> _TASK GOAL_
Your task is to output all the records below, word for word.

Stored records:
__________________________________________________

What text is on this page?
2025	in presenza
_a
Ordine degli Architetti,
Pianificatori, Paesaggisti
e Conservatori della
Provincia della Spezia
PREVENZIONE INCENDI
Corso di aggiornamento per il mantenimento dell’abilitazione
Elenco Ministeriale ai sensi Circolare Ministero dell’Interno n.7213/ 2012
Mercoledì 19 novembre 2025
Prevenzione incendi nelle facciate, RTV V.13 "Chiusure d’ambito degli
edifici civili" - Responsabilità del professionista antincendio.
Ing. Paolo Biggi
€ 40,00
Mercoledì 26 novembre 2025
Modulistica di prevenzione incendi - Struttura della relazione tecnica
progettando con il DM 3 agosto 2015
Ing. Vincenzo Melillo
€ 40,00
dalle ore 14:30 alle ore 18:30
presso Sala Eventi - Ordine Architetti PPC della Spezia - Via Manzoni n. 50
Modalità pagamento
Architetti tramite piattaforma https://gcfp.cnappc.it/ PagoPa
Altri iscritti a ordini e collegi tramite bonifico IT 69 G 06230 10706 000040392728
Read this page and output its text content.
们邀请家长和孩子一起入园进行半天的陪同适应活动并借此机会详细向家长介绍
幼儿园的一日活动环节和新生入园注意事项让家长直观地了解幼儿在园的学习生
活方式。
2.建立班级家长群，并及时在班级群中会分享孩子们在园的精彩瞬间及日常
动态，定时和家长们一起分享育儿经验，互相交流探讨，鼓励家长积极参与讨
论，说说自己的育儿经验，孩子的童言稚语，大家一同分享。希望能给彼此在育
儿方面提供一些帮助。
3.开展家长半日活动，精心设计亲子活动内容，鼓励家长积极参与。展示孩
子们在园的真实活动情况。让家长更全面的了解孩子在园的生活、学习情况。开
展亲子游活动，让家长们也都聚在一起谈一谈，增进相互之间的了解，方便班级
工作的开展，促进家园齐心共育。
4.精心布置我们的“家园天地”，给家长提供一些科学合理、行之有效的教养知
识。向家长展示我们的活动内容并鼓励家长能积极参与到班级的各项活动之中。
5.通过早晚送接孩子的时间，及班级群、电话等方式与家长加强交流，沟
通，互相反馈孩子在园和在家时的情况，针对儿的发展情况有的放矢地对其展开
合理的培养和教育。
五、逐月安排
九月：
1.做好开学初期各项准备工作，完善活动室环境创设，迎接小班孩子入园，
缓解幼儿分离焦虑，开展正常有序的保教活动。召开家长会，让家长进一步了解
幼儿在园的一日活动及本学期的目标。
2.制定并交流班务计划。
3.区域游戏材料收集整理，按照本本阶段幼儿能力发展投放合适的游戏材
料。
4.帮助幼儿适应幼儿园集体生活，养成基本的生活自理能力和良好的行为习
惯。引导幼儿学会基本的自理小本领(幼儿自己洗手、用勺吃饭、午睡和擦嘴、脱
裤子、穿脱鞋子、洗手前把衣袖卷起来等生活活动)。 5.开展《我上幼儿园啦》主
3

__________________________________________________

> _WRITTEN SOLUTION_
What text is on this page?
2025	in presenza
_a
Ordine degli Architetti,
Pianificatori, Paesaggisti
e Conservatori della
Provincia della Spezia
PREVENZIONE INCENDI
Corso di aggiornamento per il mantenimento dell’abilitazione
Elenco Ministeriale ai sensi Circolare Ministero dell’Interno n.7213/ 2012
Mercoledì 19 novembre 2025
Prevenzione incendi nelle facciate, RTV V.13 "Chiusure d’ambito degli
edifici civili" - Responsabilità del professionista antincendio.
Ing. Paolo Biggi
€ 40,00
Mercoledì 26 novembre 2025
Modulistica di prevenzione incendi - Struttura della relazione tecnica
progettando con il DM 3 agosto 2015
Ing. Vincenzo Melillo
€ 40,00
dalle ore 14:30 alle ore 18:30
presso Sala Eventi - Ordine Architetti PPC della Spezia - Via Manzoni n. 50
Modalità pagamento
Architetti tramite piattaforma https://gcfp.cnappc.it/ PagoPa
Altri iscritti a ordini e collegi tramite bonifico IT 69 G 06230 10706 000040392728
Read this page and output its text content.
们邀请家长和孩子一起入园进行半天的陪同适应活动并借此机会详细向家长介绍
幼儿园的一日活动环节和新生入园注意事项让家长直观地了解幼儿在园的学习生
活方式。
2.建立班级家长群，并及时在班级群中会分享孩子们在园的精彩瞬间及日常
动态，定时和家长们一起分享育儿经验，互相交流探讨，鼓励家长积极参与讨
论，说说自己的育儿经验，孩子的童言稚语，大家一同分享。希望能给彼此在育
儿方面提供一些帮助。
3.开展家长半日活动，精心设计亲子活动内容，鼓励家长积极参与。展示孩
子们在园的真实活动情况。让家长更全面的了解孩子在园的生活、学习情况。开
展亲子游活动，让家长们也都聚在一起谈一谈，增进相互之间的了解，方便班级
工作的开展，促进家园齐心共育。
4.精心布置我们的“家园天地”，给家长提供一些科学合理、行之有效的教养知
识。向家长展示我们的活动内容并鼓励家长能积极参与到班级的各项活动之中。
5.通过早晚送接孩子的时间，及班级群、电话等方式与家长加强交流，沟
通，互相反馈孩子在园和在家时的情况，针对儿的发展情况有的放矢地对其展开
合理的培养和教育。
五、逐月安排
九月：
1.做好开学初期各项准备工作，完善活动室环境创设，迎接小班孩子入园，
缓解幼儿分离焦虑，开展正常有序的保教活动。召开家长会，让家长进一步了解
幼儿在园的一日活动及本学期的目标。
2.制定并交流班务计划。
3.区域游戏材料收集整理，按照本本阶段幼儿能力发展投放合适的游戏材
料。
4.帮助幼儿适应幼儿园集体生活，养成基本的生活自理能力和良好的行为习
惯。引导幼儿学会基本的自理小本领(幼儿自己洗手、用勺吃饭、午睡和擦嘴、脱
裤子、穿脱鞋子、洗手前把衣袖卷起来等生活活动)。 5.开展《我上幼儿园啦》主
3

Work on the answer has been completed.